### WHAT IS NEEDED
Transcribe the listing below word for word.

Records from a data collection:
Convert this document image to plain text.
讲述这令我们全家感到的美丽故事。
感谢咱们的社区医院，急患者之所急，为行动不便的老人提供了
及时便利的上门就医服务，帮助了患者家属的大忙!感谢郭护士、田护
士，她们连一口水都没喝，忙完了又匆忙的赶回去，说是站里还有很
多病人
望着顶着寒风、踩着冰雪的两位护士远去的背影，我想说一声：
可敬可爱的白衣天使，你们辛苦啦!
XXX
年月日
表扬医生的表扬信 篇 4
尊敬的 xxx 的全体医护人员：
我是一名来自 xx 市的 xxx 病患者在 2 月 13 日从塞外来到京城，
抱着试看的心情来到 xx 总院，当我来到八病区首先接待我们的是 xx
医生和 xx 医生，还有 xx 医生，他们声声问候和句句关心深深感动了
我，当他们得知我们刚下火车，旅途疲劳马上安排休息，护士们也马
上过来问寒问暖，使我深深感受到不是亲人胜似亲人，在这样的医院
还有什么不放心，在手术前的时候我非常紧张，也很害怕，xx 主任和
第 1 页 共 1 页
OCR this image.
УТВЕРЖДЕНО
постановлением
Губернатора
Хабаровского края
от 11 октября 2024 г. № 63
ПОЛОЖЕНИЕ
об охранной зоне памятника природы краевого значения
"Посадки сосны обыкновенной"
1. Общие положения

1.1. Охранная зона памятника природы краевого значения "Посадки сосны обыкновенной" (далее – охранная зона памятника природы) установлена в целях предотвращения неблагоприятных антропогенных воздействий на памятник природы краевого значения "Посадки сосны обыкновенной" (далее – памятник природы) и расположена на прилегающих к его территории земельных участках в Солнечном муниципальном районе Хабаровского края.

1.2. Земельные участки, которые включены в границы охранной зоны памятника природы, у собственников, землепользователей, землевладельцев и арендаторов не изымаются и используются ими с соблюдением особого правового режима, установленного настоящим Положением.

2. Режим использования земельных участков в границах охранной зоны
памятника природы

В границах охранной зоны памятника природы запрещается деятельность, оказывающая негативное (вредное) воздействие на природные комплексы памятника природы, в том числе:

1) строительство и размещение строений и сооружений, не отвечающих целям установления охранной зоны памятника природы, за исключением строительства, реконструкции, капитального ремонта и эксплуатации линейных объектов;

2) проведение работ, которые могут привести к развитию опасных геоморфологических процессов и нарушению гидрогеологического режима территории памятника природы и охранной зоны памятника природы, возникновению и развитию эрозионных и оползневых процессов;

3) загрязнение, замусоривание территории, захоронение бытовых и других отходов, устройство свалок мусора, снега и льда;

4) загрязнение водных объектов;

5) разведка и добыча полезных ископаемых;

### FINISHED TASK
Convert this document image to plain text.
讲述这令我们全家感到的美丽故事。
感谢咱们的社区医院，急患者之所急，为行动不便的老人提供了
及时便利的上门就医服务，帮助了患者家属的大忙!感谢郭护士、田护
士，她们连一口水都没喝，忙完了又匆忙的赶回去，说是站里还有很
多病人
望着顶着寒风、踩着冰雪的两位护士远去的背影，我想说一声：
可敬可爱的白衣天使，你们辛苦啦!
XXX
年月日
表扬医生的表扬信 篇 4
尊敬的 xxx 的全体医护人员：
我是一名来自 xx 市的 xxx 病患者在 2 月 13 日从塞外来到京城，
抱着试看的心情来到 xx 总院，当我来到八病区首先接待我们的是 xx
医生和 xx 医生，还有 xx 医生，他们声声问候和句句关心深深感动了
我，当他们得知我们刚下火车，旅途疲劳马上安排休息，护士们也马
上过来问寒问暖，使我深深感受到不是亲人胜似亲人，在这样的医院
还有什么不放心，在手术前的时候我非常紧张，也很害怕，xx 主任和
第 1 页 共 1 页
OCR this image.
УТВЕРЖДЕНО
постановлением
Губернатора
Хабаровского края
от 11 октября 2024 г. № 63
ПОЛОЖЕНИЕ
об охранной зоне памятника природы краевого значения
"Посадки сосны обыкновенной"
1. Общие положения

1.1. Охранная зона памятника природы краевого значения "Посадки сосны обыкновенной" (далее – охранная зона памятника природы) установлена в целях предотвращения неблагоприятных антропогенных воздействий на памятник природы краевого значения "Посадки сосны обыкновенной" (далее – памятник природы) и расположена на прилегающих к его территории земельных участках в Солнечном муниципальном районе Хабаровского края.

1.2. Земельные участки, которые включены в границы охранной зоны памятника природы, у собственников, землепользователей, землевладельцев и арендаторов не изымаются и используются ими с соблюдением особого правового режима, установленного настоящим Положением.

2. Режим использования земельных участков в границах охранной зоны
памятника природы

В границах охранной зоны памятника природы запрещается деятельность, оказывающая негативное (вредное) воздействие на природные комплексы памятника природы, в том числе:

1) строительство и размещение строений и сооружений, не отвечающих целям установления охранной зоны памятника природы, за исключением строительства, реконструкции, капитального ремонта и эксплуатации линейных объектов;

2) проведение работ, которые могут привести к развитию опасных геоморфологических процессов и нарушению гидрогеологического режима территории памятника природы и охранной зоны памятника природы, возникновению и развитию эрозионных и оползневых процессов;

3) загрязнение, замусоривание территории, захоронение бытовых и других отходов, устройство свалок мусора, снега и льда;

4) загрязнение водных объектов;

5) разведка и добыча полезных ископаемых;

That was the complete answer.